------ SUPPLIED DATA ------

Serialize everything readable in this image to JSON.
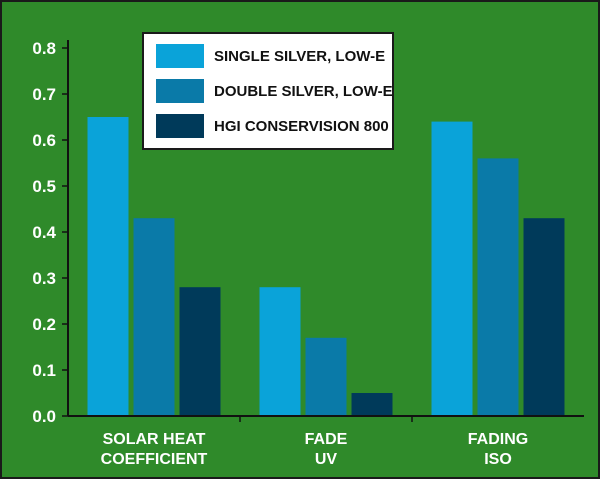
{
  "chart_data": {
    "type": "bar",
    "categories": [
      [
        "SOLAR HEAT",
        "COEFFICIENT"
      ],
      [
        "FADE",
        "UV"
      ],
      [
        "FADING",
        "ISO"
      ]
    ],
    "series": [
      {
        "name": "SINGLE SILVER, LOW-E",
        "color": "#0aa3d9",
        "values": [
          0.65,
          0.28,
          0.64
        ]
      },
      {
        "name": "DOUBLE SILVER, LOW-E",
        "color": "#0a7aa8",
        "values": [
          0.43,
          0.17,
          0.56
        ]
      },
      {
        "name": "HGI CONSERVISION 800",
        "color": "#003a5a",
        "values": [
          0.28,
          0.05,
          0.43
        ]
      }
    ],
    "ylim": [
      0,
      0.8
    ],
    "yticks": [
      "0.0",
      "0.1",
      "0.2",
      "0.3",
      "0.4",
      "0.5",
      "0.6",
      "0.7",
      "0.8"
    ],
    "background": "#2f8a2a",
    "legend_position": "top-left",
    "grid": false
  }
}
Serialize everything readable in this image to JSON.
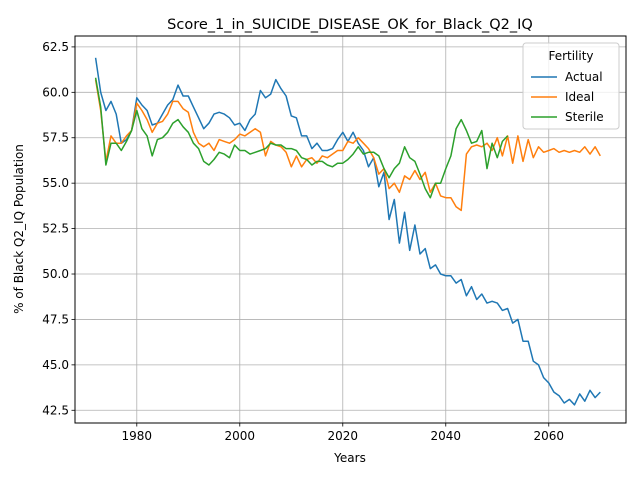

------

_DIRECTIVE_
Read the entries and show each line that mentions "name".

_EXPECTED ANSWER_
        "name": "SINGLE SILVER, LOW-E",
        "name": "DOUBLE SILVER, LOW-E",
        "name": "HGI CONSERVISION 800",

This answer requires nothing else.